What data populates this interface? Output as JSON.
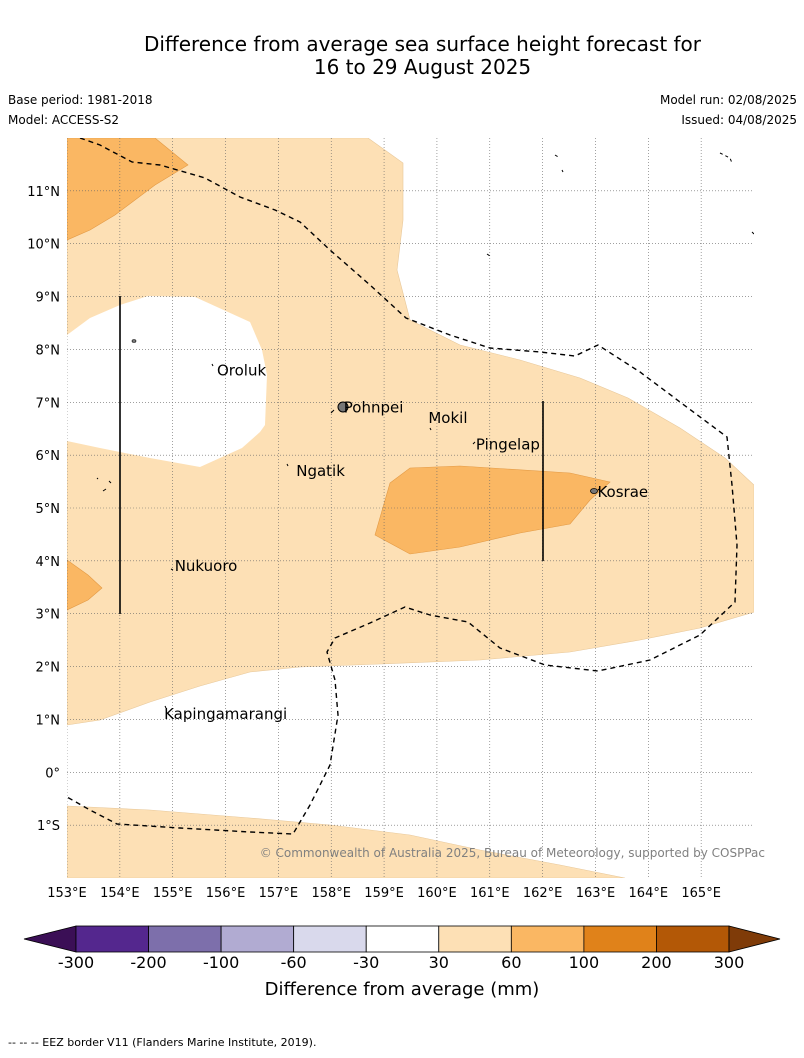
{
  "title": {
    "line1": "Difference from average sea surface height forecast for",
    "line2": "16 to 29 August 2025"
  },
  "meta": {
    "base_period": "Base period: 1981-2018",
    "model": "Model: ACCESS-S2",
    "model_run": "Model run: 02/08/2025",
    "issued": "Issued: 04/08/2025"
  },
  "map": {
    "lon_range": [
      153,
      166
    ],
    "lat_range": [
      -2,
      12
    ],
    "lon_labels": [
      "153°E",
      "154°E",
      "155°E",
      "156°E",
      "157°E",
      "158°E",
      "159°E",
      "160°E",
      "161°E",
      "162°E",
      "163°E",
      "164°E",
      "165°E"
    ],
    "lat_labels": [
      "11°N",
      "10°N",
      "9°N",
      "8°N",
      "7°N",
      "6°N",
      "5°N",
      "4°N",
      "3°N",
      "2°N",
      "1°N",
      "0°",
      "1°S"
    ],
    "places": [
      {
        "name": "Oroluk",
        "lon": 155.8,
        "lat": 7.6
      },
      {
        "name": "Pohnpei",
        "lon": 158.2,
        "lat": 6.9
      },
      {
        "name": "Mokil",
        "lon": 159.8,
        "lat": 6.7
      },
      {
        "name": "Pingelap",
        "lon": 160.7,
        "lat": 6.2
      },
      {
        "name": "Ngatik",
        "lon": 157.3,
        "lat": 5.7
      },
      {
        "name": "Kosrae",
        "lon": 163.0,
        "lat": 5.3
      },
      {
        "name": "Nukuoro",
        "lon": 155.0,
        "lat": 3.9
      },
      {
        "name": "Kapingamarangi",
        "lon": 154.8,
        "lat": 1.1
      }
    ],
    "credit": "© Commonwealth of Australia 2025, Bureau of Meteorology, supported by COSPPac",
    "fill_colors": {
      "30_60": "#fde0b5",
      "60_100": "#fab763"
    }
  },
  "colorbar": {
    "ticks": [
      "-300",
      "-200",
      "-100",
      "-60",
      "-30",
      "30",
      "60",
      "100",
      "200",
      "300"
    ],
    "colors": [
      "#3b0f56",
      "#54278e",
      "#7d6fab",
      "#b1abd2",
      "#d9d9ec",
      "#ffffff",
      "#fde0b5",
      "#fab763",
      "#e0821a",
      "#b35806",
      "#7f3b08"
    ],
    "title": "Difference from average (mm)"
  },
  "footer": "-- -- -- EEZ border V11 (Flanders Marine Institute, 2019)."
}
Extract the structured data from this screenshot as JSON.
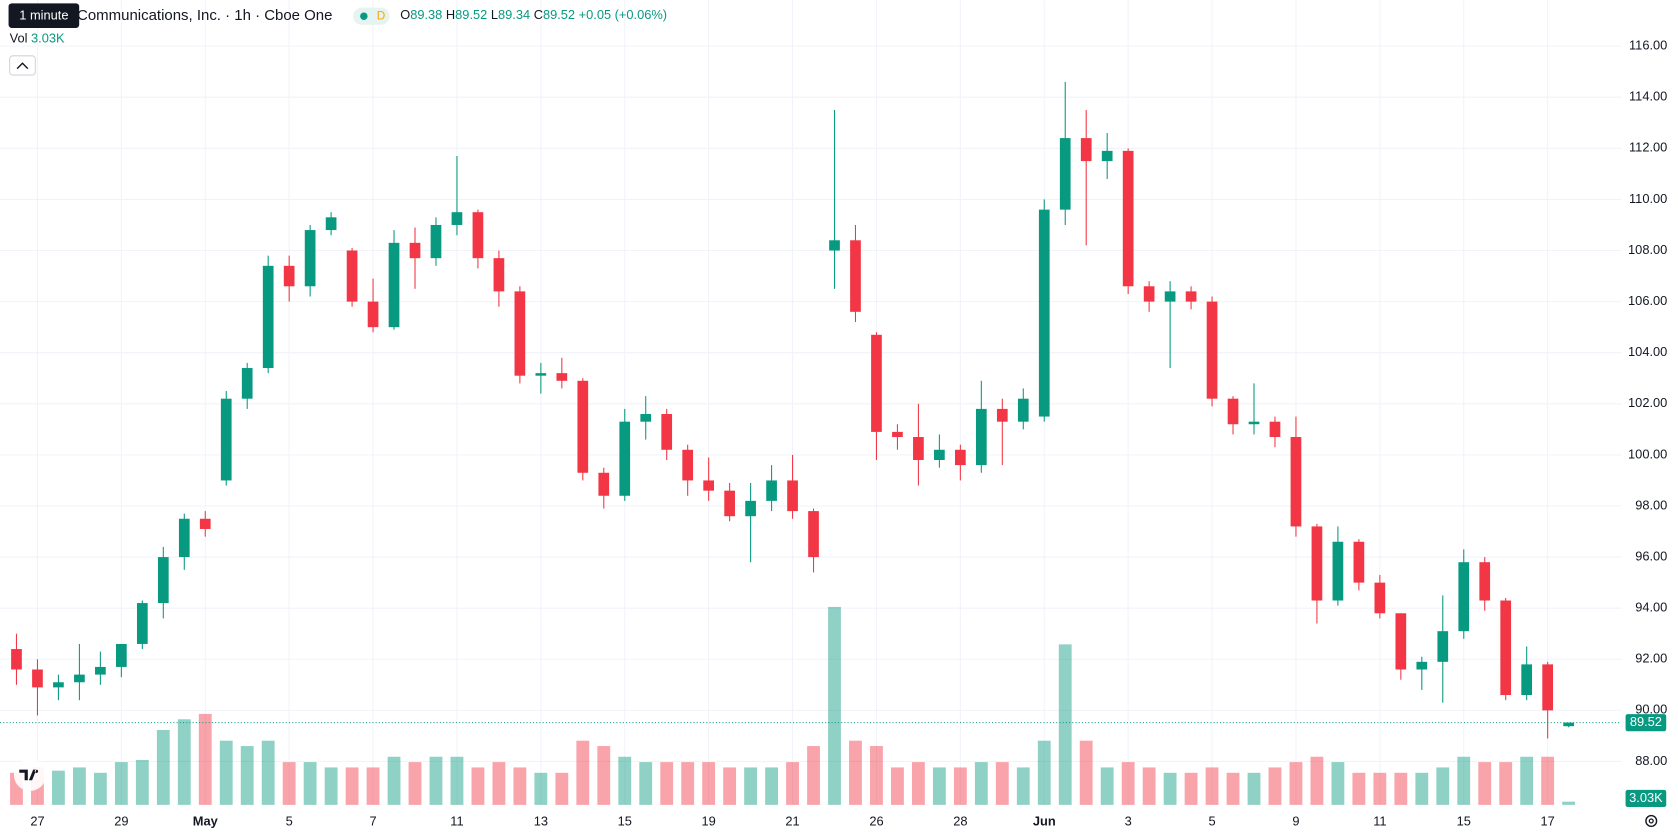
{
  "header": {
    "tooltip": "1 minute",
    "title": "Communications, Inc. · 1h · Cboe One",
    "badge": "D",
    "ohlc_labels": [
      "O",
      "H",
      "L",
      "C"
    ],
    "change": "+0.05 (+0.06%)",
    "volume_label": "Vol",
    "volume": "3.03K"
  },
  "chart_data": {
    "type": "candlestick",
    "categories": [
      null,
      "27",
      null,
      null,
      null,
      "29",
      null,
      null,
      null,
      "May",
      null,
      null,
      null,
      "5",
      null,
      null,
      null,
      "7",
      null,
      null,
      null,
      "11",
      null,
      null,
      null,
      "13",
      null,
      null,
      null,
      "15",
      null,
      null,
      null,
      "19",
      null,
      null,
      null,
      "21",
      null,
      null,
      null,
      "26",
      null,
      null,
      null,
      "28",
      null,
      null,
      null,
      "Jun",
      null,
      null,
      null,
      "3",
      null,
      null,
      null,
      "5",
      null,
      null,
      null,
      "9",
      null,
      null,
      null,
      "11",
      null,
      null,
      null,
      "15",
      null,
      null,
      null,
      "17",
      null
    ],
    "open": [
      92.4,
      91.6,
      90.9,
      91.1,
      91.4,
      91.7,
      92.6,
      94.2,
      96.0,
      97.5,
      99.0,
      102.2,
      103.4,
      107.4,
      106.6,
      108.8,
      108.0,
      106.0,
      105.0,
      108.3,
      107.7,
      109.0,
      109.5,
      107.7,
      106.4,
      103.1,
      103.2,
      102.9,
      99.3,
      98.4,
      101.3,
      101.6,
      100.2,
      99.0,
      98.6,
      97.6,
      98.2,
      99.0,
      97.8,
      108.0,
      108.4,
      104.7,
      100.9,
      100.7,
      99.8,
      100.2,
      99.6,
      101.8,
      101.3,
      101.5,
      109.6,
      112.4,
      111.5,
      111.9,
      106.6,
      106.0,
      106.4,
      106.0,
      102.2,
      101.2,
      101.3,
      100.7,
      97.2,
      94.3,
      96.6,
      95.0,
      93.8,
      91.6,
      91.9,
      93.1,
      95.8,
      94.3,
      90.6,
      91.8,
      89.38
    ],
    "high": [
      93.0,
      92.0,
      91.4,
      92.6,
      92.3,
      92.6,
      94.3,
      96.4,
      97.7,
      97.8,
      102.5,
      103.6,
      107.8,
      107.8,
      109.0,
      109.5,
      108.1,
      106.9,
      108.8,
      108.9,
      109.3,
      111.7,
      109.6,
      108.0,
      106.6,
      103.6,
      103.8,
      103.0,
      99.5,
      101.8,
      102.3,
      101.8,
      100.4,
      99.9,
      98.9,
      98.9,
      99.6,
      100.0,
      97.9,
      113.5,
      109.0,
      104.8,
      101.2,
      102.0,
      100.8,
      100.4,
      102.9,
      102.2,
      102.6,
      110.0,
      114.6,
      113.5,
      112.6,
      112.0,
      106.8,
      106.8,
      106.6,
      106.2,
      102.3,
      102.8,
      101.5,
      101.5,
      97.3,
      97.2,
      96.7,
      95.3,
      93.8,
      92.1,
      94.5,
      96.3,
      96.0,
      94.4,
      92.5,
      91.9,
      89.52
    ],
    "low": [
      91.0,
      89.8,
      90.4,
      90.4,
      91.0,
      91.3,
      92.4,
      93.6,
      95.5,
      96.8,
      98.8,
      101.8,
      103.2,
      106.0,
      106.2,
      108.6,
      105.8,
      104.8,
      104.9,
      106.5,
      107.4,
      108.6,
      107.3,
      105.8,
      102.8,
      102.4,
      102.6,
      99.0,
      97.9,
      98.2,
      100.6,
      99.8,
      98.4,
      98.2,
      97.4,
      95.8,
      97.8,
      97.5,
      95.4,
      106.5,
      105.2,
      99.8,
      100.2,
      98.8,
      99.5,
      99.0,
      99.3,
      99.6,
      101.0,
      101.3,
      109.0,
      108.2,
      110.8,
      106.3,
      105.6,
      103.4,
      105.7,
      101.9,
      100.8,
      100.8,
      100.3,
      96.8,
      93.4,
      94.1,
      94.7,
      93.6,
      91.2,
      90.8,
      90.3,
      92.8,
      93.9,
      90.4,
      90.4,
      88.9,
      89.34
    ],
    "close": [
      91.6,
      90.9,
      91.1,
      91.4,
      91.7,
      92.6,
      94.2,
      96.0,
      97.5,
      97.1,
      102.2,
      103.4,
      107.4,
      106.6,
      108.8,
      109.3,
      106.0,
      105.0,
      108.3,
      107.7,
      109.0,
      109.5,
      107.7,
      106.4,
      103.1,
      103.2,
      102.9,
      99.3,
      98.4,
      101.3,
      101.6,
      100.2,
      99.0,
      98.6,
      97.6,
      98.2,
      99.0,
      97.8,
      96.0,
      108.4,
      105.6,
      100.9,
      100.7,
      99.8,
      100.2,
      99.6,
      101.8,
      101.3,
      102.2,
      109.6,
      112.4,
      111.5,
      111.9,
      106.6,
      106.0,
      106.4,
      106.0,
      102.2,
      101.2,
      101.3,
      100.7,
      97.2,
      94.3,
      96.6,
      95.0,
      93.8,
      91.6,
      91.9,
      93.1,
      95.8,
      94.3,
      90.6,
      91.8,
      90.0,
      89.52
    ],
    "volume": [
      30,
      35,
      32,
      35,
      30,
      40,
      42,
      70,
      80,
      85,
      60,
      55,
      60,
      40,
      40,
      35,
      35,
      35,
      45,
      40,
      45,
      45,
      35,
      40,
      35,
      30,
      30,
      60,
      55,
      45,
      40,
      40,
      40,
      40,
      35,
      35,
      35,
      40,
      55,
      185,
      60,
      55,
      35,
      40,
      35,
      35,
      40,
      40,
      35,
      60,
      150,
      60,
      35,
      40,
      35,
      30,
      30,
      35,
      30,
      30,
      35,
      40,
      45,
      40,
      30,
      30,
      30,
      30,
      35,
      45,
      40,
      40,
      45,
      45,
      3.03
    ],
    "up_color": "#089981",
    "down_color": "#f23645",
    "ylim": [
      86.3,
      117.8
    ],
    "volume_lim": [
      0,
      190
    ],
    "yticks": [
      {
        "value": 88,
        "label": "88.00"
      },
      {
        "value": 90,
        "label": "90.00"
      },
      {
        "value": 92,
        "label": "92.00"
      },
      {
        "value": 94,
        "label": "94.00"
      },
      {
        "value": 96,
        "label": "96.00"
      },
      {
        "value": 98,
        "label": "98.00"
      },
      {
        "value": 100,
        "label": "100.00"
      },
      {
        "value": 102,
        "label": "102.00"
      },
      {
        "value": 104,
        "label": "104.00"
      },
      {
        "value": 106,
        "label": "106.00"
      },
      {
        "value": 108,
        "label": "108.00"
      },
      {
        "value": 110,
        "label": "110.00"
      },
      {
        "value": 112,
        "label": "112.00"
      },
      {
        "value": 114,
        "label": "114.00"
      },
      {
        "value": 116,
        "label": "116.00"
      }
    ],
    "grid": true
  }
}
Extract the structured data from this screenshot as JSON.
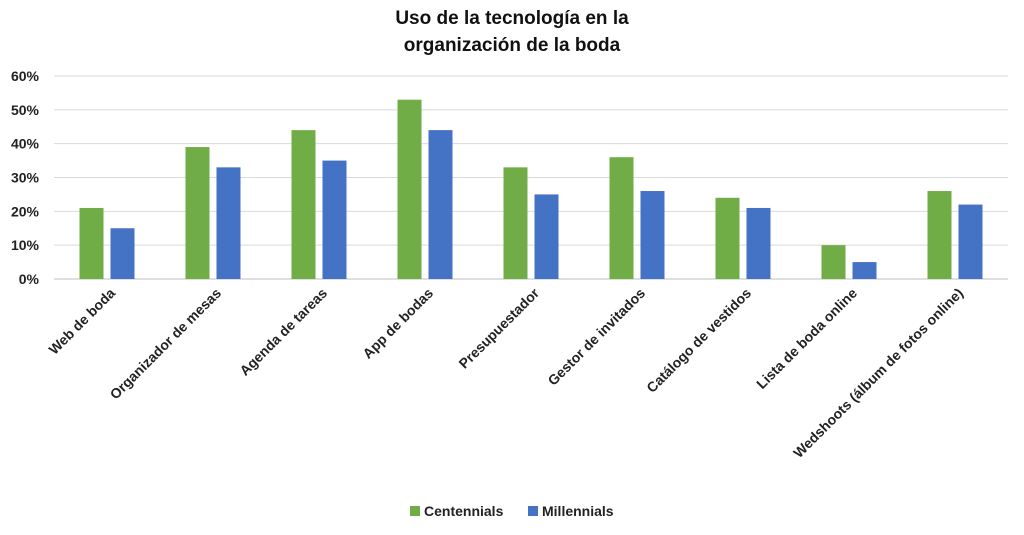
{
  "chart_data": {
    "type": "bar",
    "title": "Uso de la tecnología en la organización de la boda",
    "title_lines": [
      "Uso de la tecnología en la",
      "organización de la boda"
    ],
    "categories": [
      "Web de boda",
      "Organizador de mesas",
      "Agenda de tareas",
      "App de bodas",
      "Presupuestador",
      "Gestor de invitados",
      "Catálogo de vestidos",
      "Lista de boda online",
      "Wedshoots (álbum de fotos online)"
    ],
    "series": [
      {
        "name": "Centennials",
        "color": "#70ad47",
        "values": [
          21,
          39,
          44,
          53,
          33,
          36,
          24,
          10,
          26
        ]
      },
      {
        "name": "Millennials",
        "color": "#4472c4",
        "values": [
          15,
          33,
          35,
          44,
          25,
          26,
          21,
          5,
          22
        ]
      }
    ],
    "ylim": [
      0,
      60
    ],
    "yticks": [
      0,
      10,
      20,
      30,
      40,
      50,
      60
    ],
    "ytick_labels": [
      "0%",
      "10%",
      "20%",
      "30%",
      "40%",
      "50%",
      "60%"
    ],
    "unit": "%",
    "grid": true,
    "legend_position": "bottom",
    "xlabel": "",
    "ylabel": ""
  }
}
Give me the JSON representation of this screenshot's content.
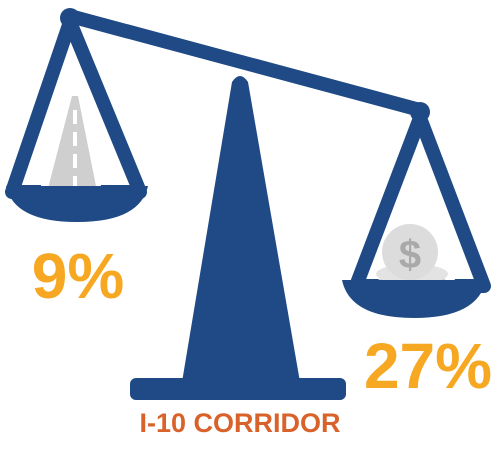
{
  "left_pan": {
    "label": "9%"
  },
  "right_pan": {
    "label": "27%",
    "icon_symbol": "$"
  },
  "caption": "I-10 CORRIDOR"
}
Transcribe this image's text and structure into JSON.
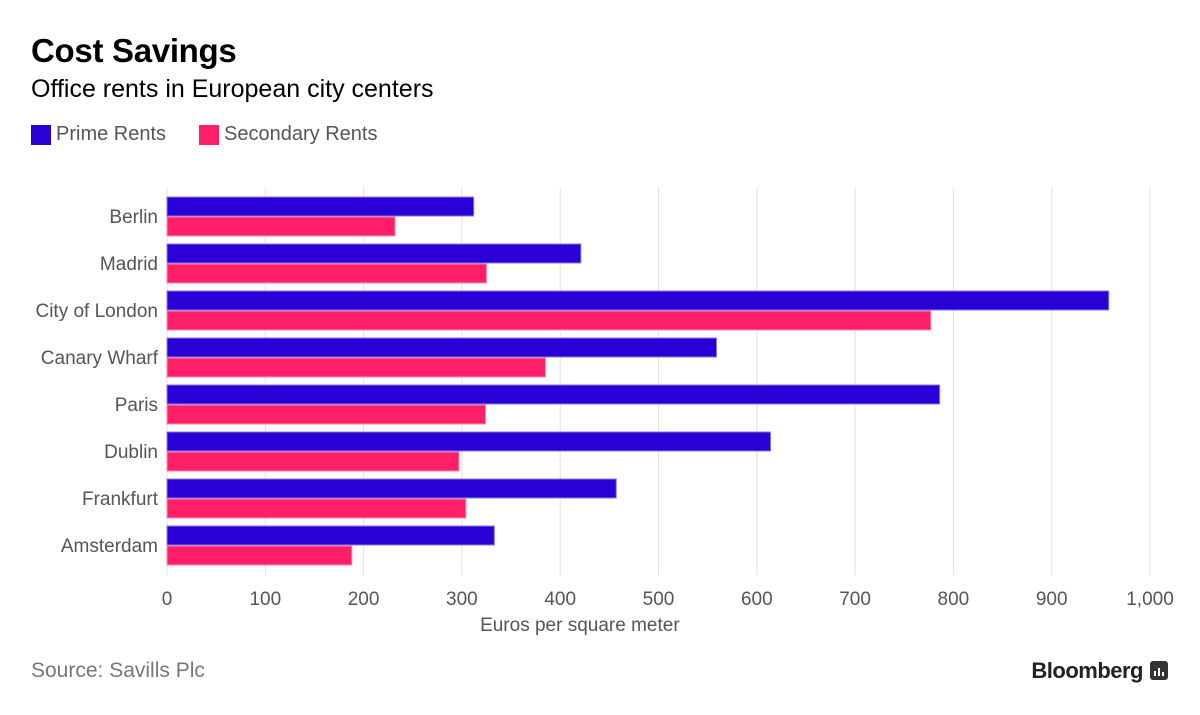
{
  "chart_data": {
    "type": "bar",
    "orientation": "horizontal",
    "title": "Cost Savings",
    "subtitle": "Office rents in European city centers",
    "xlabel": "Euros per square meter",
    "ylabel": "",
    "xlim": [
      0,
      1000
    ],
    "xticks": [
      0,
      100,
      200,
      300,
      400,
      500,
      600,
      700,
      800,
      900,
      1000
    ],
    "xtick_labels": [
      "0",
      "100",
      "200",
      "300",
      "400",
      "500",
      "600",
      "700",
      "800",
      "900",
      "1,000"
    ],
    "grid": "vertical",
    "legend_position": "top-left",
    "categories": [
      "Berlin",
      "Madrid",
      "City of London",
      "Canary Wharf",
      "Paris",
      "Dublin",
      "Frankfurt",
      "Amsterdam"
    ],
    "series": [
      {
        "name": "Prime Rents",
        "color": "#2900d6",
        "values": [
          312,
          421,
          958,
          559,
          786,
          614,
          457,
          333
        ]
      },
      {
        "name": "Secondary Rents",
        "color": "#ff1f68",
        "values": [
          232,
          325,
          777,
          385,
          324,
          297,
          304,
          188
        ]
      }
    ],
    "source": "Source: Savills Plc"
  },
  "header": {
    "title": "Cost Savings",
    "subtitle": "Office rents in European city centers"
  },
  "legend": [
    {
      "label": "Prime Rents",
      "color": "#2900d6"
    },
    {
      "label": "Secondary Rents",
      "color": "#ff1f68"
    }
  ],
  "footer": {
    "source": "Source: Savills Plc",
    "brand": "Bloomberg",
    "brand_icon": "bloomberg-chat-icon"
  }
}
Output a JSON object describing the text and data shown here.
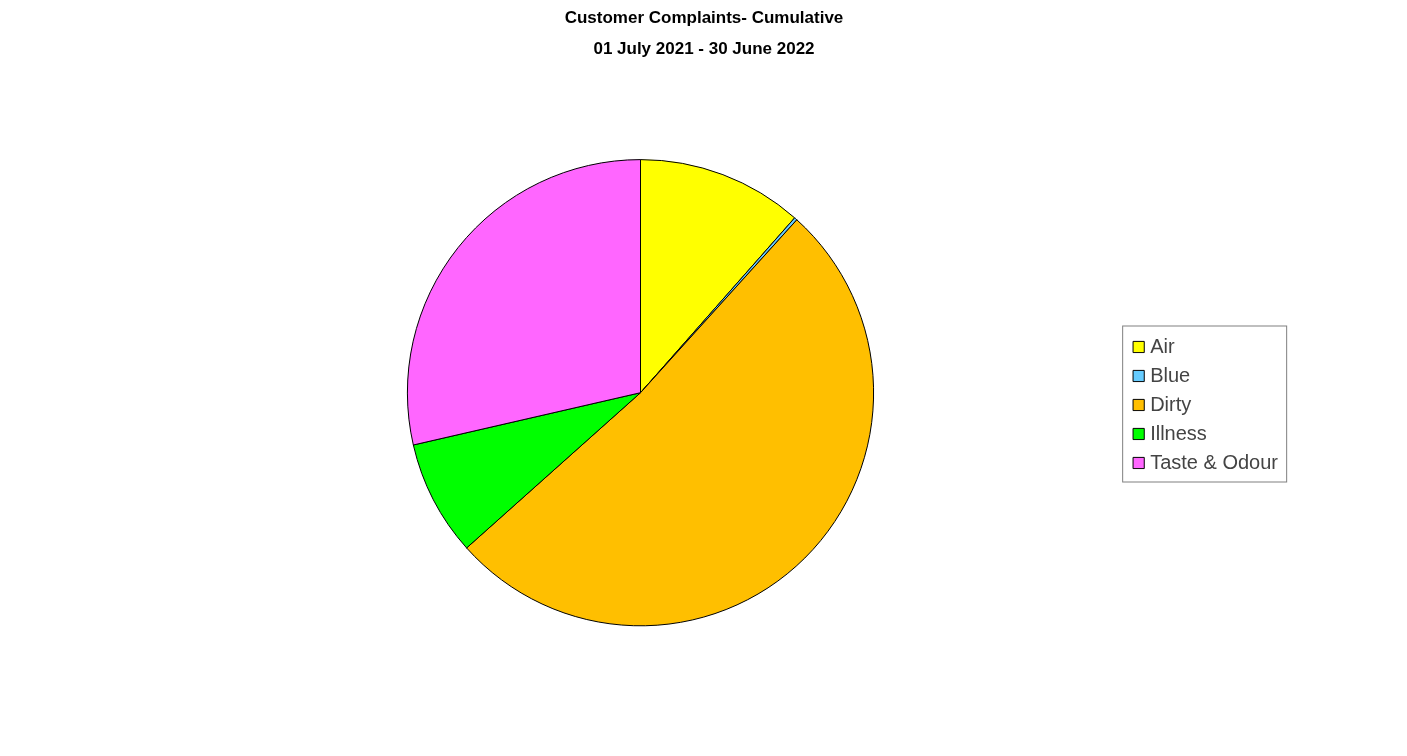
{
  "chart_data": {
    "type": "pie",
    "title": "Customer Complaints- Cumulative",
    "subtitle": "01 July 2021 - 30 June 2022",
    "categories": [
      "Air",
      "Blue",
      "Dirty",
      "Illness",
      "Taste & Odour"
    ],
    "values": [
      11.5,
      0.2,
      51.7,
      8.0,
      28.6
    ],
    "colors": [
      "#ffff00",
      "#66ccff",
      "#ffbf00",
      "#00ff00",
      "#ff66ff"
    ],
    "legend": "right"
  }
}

**Exercise goal**
Out of the records, collect only those lines that contain the string "Savills".

**Solved problem**
    "source": "Source: Savills Plc"
    "source": "Source: Savills Plc",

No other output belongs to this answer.